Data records

** BEGIN **

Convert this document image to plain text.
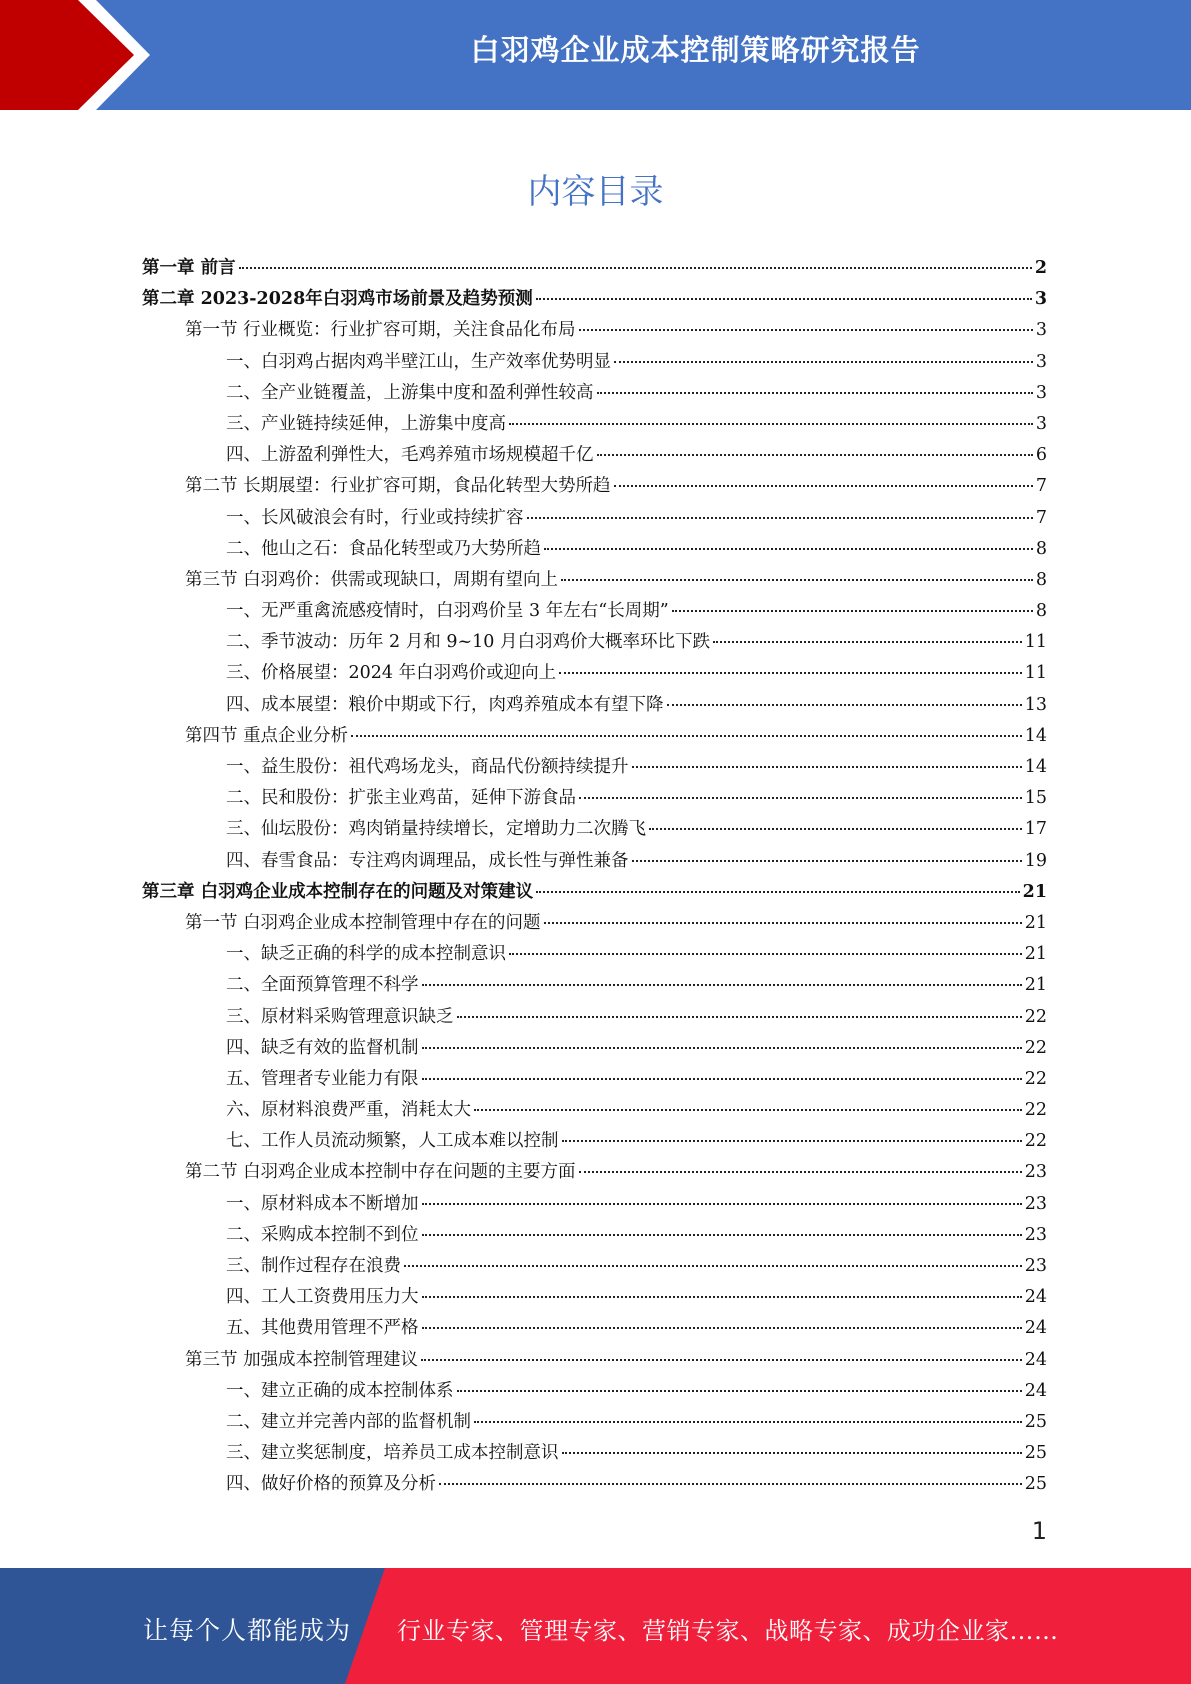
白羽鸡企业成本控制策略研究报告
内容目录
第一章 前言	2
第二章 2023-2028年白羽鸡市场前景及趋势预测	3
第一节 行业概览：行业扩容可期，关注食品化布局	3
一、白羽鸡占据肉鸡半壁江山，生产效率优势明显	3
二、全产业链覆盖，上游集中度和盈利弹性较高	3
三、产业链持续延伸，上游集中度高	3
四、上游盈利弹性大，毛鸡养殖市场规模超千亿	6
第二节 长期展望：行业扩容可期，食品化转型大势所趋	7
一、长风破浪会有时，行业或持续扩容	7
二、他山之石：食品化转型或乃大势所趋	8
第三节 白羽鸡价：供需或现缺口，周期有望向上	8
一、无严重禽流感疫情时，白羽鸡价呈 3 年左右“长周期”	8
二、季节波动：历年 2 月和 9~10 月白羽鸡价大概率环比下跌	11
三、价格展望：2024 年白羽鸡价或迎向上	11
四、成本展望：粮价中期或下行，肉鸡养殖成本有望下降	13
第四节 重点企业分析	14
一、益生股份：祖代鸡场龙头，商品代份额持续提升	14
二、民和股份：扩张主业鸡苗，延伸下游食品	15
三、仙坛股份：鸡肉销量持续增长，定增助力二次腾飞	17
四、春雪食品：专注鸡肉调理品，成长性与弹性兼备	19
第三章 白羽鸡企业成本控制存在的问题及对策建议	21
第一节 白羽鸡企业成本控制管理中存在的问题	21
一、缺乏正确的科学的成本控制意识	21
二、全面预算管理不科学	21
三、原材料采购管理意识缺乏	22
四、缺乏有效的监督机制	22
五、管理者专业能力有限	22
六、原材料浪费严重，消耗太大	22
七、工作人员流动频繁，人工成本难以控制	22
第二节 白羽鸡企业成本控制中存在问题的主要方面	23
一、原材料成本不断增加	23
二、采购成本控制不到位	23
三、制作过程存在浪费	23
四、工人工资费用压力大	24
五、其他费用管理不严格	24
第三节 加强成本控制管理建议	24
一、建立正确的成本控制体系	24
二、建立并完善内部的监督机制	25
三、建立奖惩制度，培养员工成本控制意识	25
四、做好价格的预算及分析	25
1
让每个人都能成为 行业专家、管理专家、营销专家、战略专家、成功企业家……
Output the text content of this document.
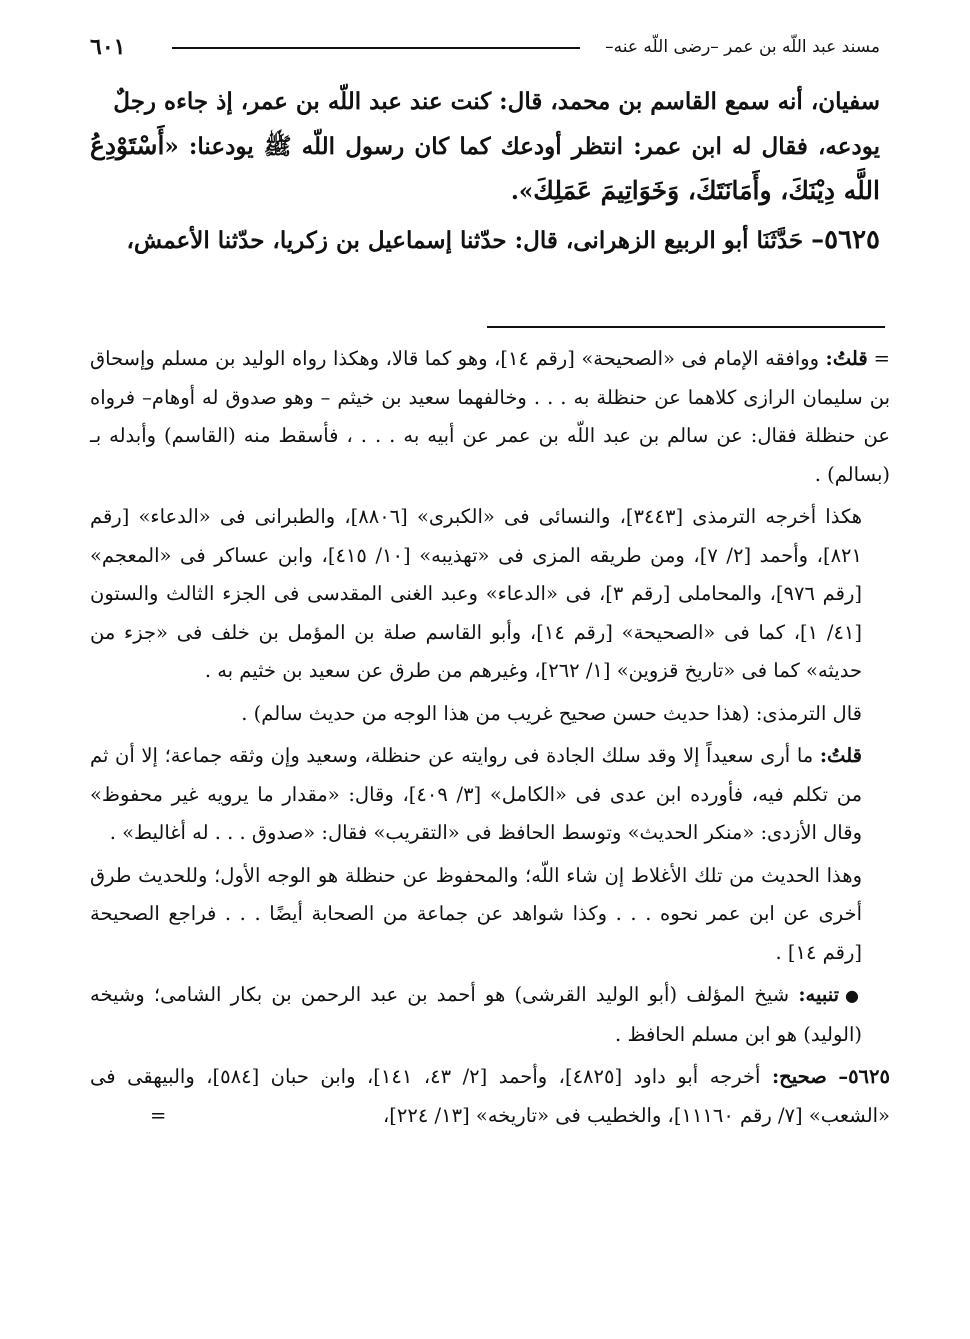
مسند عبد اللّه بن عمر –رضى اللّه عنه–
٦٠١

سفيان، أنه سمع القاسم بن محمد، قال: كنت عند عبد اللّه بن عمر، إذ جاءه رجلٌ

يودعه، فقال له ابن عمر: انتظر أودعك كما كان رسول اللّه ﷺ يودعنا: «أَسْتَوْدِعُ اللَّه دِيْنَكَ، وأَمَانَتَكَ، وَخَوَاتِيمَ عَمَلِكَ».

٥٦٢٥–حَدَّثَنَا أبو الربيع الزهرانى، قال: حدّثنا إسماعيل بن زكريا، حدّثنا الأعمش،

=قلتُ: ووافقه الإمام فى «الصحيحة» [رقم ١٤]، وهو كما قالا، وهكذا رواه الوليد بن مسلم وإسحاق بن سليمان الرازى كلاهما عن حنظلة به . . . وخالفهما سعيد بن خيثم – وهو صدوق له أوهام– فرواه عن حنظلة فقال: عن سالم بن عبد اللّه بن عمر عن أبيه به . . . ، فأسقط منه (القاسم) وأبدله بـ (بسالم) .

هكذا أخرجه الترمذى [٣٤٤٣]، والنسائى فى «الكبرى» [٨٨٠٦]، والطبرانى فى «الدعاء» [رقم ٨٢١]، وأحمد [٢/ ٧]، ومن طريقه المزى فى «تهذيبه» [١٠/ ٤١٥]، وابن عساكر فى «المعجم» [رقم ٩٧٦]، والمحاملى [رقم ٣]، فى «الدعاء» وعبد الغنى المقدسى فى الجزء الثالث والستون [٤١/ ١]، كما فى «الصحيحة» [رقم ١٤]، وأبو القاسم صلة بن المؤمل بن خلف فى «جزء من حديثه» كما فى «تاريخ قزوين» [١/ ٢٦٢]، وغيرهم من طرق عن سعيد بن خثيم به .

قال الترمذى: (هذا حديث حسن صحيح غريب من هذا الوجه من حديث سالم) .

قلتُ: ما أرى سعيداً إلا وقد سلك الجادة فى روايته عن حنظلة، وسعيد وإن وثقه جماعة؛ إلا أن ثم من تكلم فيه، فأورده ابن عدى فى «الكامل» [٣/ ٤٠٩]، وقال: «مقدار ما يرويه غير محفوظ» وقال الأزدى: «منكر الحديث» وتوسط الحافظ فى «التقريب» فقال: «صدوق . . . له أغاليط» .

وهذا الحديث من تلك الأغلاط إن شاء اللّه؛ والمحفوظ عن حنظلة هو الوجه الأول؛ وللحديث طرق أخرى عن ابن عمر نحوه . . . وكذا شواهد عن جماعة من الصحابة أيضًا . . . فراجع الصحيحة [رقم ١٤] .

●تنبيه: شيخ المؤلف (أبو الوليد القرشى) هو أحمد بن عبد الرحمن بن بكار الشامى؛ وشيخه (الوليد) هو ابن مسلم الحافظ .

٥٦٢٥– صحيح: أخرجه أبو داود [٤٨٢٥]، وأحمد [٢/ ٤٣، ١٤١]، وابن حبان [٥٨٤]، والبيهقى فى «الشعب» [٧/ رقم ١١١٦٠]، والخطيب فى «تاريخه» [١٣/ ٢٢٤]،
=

** END **

■ **STATED GOAL**
Copy all the lines of data exactly as they appear, dropping any images.

■ **REPLY TO THE EXERCISE**
Convert this document image to plain text.
白羽鸡企业成本控制策略研究报告
内容目录
第一章 前言	2
第二章 2023-2028年白羽鸡市场前景及趋势预测	3
第一节 行业概览：行业扩容可期，关注食品化布局	3
一、白羽鸡占据肉鸡半壁江山，生产效率优势明显	3
二、全产业链覆盖，上游集中度和盈利弹性较高	3
三、产业链持续延伸，上游集中度高	3
四、上游盈利弹性大，毛鸡养殖市场规模超千亿	6
第二节 长期展望：行业扩容可期，食品化转型大势所趋	7
一、长风破浪会有时，行业或持续扩容	7
二、他山之石：食品化转型或乃大势所趋	8
第三节 白羽鸡价：供需或现缺口，周期有望向上	8
一、无严重禽流感疫情时，白羽鸡价呈 3 年左右“长周期”	8
二、季节波动：历年 2 月和 9~10 月白羽鸡价大概率环比下跌	11
三、价格展望：2024 年白羽鸡价或迎向上	11
四、成本展望：粮价中期或下行，肉鸡养殖成本有望下降	13
第四节 重点企业分析	14
一、益生股份：祖代鸡场龙头，商品代份额持续提升	14
二、民和股份：扩张主业鸡苗，延伸下游食品	15
三、仙坛股份：鸡肉销量持续增长，定增助力二次腾飞	17
四、春雪食品：专注鸡肉调理品，成长性与弹性兼备	19
第三章 白羽鸡企业成本控制存在的问题及对策建议	21
第一节 白羽鸡企业成本控制管理中存在的问题	21
一、缺乏正确的科学的成本控制意识	21
二、全面预算管理不科学	21
三、原材料采购管理意识缺乏	22
四、缺乏有效的监督机制	22
五、管理者专业能力有限	22
六、原材料浪费严重，消耗太大	22
七、工作人员流动频繁，人工成本难以控制	22
第二节 白羽鸡企业成本控制中存在问题的主要方面	23
一、原材料成本不断增加	23
二、采购成本控制不到位	23
三、制作过程存在浪费	23
四、工人工资费用压力大	24
五、其他费用管理不严格	24
第三节 加强成本控制管理建议	24
一、建立正确的成本控制体系	24
二、建立并完善内部的监督机制	25
三、建立奖惩制度，培养员工成本控制意识	25
四、做好价格的预算及分析	25
1
让每个人都能成为 行业专家、管理专家、营销专家、战略专家、成功企业家……
Output the text content of this document.
مسند عبد اللّه بن عمر –رضى اللّه عنه–
٦٠١

سفيان، أنه سمع القاسم بن محمد، قال: كنت عند عبد اللّه بن عمر، إذ جاءه رجلٌ

يودعه، فقال له ابن عمر: انتظر أودعك كما كان رسول اللّه ﷺ يودعنا: «أَسْتَوْدِعُ اللَّه دِيْنَكَ، وأَمَانَتَكَ، وَخَوَاتِيمَ عَمَلِكَ».

٥٦٢٥–حَدَّثَنَا أبو الربيع الزهرانى، قال: حدّثنا إسماعيل بن زكريا، حدّثنا الأعمش،

=قلتُ: ووافقه الإمام فى «الصحيحة» [رقم ١٤]، وهو كما قالا، وهكذا رواه الوليد بن مسلم وإسحاق بن سليمان الرازى كلاهما عن حنظلة به . . . وخالفهما سعيد بن خيثم – وهو صدوق له أوهام– فرواه عن حنظلة فقال: عن سالم بن عبد اللّه بن عمر عن أبيه به . . . ، فأسقط منه (القاسم) وأبدله بـ (بسالم) .

هكذا أخرجه الترمذى [٣٤٤٣]، والنسائى فى «الكبرى» [٨٨٠٦]، والطبرانى فى «الدعاء» [رقم ٨٢١]، وأحمد [٢/ ٧]، ومن طريقه المزى فى «تهذيبه» [١٠/ ٤١٥]، وابن عساكر فى «المعجم» [رقم ٩٧٦]، والمحاملى [رقم ٣]، فى «الدعاء» وعبد الغنى المقدسى فى الجزء الثالث والستون [٤١/ ١]، كما فى «الصحيحة» [رقم ١٤]، وأبو القاسم صلة بن المؤمل بن خلف فى «جزء من حديثه» كما فى «تاريخ قزوين» [١/ ٢٦٢]، وغيرهم من طرق عن سعيد بن خثيم به .

قال الترمذى: (هذا حديث حسن صحيح غريب من هذا الوجه من حديث سالم) .

قلتُ: ما أرى سعيداً إلا وقد سلك الجادة فى روايته عن حنظلة، وسعيد وإن وثقه جماعة؛ إلا أن ثم من تكلم فيه، فأورده ابن عدى فى «الكامل» [٣/ ٤٠٩]، وقال: «مقدار ما يرويه غير محفوظ» وقال الأزدى: «منكر الحديث» وتوسط الحافظ فى «التقريب» فقال: «صدوق . . . له أغاليط» .

وهذا الحديث من تلك الأغلاط إن شاء اللّه؛ والمحفوظ عن حنظلة هو الوجه الأول؛ وللحديث طرق أخرى عن ابن عمر نحوه . . . وكذا شواهد عن جماعة من الصحابة أيضًا . . . فراجع الصحيحة [رقم ١٤] .

●تنبيه: شيخ المؤلف (أبو الوليد القرشى) هو أحمد بن عبد الرحمن بن بكار الشامى؛ وشيخه (الوليد) هو ابن مسلم الحافظ .

٥٦٢٥– صحيح: أخرجه أبو داود [٤٨٢٥]، وأحمد [٢/ ٤٣، ١٤١]، وابن حبان [٥٨٤]، والبيهقى فى «الشعب» [٧/ رقم ١١١٦٠]، والخطيب فى «تاريخه» [١٣/ ٢٢٤]،
=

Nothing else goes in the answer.